- EXERCISES:
1. According to the Ladybird browser article, what language was the regex engine rewritten in?
2. Reproduce the Ladybird browser article word for word from "By ditching the" to "compared to before.".

- EXERCISE TEXT:
※ ※ ※

The engine driving this shift is called AsmInt. It’s a hand-written JavaScript interpreter in assembly language for x86_64 and AArch64 architectures. Instead of routing through the usual C++ translation layers, the browser now speaks far more directly to the hardware. Speed improvements in testing range from 37% to 69% depending on the operation type. Page navigation feels noticeably more responsive, especially on script-heavy websites.

4K video and code cleanup

For the first time, Ladybird properly handles VP9 video streams and Opus audio inside WebM containers. This means YouTube support took a generational leap forward, allowing video quality selection up to 4K. Right now it’s tucked behind an experimental flag because memory usage is still high and some buffered data cleanup mechanisms are missing, but the signal is unmistakable: independence doesn’t mean sacrificing visual quality.

By ditching the old JavaScript compilation system for a leaner architecture, the project gained stability. The regex engine was also completely rewritten from scratch using Rust, a choice that delivered roughly six times faster performance compared to before.

What is Ladybird

For newcomers, Ladybird is a browser unlike any other. Unlike nearly all competitors (Edge, Brave, Opera), it doesn’t borrow Google’s engine (Chromium) or Apple’s (WebKit). The goal is software that respects web standards without bending to Silicon Valley’s business logic, offering a real and transparent alternative.

Bookmarks and smoother browsing

Beyond the engine work, March brought practical improvements. The browser now supports persistent bookmarks saved in JSON format, a basic feature that matters for daily use. Multiple display issues on popular sites like Microsoft.com and Chess.com were resolved through better CSS handling and parallel loading. With over two million compatibility tests passing, Ladybird is no longer just an experiment. It’s becoming software that genuinely chews through the real web with serious competence.

※ ※ ※

- EXTRACTED MATERIAL:
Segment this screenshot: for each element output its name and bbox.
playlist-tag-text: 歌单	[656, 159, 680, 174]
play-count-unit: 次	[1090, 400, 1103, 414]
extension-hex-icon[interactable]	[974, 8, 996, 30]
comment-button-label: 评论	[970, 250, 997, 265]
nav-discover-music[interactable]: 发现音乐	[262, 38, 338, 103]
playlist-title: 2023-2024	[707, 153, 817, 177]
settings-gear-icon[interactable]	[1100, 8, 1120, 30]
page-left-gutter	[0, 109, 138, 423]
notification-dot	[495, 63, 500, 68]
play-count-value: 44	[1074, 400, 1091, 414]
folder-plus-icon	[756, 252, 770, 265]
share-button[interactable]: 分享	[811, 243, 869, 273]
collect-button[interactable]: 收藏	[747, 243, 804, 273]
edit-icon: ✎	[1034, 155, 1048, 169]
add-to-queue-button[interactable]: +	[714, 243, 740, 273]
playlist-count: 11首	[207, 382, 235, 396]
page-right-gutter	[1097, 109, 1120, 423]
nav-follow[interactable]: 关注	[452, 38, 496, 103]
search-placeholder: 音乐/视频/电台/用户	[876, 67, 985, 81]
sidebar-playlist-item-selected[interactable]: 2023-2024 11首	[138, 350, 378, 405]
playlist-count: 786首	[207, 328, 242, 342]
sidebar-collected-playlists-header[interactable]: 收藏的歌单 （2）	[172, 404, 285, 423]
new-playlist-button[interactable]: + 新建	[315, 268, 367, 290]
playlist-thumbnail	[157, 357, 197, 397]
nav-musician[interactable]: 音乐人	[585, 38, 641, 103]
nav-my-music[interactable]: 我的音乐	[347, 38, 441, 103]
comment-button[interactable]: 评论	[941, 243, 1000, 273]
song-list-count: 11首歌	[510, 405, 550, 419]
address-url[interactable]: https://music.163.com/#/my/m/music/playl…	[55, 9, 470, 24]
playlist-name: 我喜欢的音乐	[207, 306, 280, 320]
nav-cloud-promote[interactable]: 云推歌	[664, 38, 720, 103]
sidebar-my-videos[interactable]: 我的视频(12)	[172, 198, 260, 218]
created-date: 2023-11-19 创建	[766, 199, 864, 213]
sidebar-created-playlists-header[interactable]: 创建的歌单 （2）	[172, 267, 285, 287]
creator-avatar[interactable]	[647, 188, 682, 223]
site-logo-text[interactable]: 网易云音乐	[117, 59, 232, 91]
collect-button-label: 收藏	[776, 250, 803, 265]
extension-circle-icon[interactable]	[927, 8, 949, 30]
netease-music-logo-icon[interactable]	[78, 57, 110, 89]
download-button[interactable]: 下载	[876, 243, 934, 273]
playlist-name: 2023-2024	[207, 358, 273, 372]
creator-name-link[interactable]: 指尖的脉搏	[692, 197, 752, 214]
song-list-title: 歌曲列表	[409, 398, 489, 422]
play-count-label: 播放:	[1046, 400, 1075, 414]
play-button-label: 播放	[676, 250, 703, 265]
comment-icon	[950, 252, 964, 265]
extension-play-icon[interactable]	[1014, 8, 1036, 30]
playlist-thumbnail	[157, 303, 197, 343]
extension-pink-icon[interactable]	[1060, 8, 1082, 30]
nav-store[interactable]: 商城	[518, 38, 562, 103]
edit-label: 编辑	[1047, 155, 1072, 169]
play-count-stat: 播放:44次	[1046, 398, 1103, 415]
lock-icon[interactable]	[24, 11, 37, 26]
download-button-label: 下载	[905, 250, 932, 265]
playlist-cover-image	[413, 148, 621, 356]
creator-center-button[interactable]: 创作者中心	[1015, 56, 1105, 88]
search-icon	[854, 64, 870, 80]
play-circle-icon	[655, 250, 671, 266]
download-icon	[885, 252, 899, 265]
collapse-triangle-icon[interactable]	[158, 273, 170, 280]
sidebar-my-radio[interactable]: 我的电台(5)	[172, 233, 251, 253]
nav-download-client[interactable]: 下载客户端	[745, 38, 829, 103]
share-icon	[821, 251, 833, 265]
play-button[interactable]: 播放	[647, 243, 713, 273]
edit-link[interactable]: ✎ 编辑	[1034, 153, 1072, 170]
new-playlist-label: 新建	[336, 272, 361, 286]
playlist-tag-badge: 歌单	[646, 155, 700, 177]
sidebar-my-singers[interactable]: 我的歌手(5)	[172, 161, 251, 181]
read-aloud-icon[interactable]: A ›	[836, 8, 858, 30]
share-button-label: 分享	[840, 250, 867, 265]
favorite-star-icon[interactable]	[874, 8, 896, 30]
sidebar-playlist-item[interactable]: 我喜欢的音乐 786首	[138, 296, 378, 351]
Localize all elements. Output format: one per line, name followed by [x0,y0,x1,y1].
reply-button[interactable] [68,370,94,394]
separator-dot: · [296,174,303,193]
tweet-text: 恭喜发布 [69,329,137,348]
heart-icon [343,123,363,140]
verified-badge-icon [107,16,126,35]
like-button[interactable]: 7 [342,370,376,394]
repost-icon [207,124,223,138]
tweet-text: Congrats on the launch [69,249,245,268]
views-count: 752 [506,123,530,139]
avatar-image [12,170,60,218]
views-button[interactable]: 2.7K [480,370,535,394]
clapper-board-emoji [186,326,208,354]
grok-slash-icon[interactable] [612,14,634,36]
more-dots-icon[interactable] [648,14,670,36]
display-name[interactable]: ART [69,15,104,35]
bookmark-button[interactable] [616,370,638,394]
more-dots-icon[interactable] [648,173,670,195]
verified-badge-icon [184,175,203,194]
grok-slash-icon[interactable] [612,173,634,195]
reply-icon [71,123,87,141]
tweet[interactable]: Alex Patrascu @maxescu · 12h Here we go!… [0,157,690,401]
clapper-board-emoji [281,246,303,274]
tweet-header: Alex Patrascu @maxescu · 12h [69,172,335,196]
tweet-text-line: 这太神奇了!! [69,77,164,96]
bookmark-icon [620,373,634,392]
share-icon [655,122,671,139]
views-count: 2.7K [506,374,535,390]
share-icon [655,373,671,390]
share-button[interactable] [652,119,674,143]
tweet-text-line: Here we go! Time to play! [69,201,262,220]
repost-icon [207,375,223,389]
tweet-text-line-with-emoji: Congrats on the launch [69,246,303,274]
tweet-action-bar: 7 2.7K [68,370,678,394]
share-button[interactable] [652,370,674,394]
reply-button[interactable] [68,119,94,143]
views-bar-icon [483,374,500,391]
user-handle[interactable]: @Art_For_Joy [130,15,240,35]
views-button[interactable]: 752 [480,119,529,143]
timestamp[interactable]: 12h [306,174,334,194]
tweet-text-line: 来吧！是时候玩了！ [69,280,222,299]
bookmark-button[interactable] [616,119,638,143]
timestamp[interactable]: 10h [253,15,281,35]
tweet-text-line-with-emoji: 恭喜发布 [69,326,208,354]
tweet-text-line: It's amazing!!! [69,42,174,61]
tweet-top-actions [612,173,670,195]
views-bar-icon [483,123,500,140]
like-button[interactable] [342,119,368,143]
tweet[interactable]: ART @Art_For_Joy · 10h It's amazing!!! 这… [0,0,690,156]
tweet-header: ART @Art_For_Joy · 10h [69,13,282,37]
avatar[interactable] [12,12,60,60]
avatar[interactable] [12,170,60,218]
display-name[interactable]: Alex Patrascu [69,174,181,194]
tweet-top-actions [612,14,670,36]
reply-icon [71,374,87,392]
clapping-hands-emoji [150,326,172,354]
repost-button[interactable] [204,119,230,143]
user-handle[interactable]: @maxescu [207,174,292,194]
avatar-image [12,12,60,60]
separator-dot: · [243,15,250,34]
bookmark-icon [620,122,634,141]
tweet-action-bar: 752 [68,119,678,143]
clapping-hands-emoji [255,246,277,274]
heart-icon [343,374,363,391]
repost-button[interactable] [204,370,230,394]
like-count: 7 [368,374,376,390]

※ ※ ※

- EXERCISE RESULTS:
1. Rust

2.
By ditching the old JavaScript compilation system for a leaner architecture, the project gained stability. The regex engine was also completely rewritten from scratch using Rust, a choice that delivered roughly six times faster performance compared to before.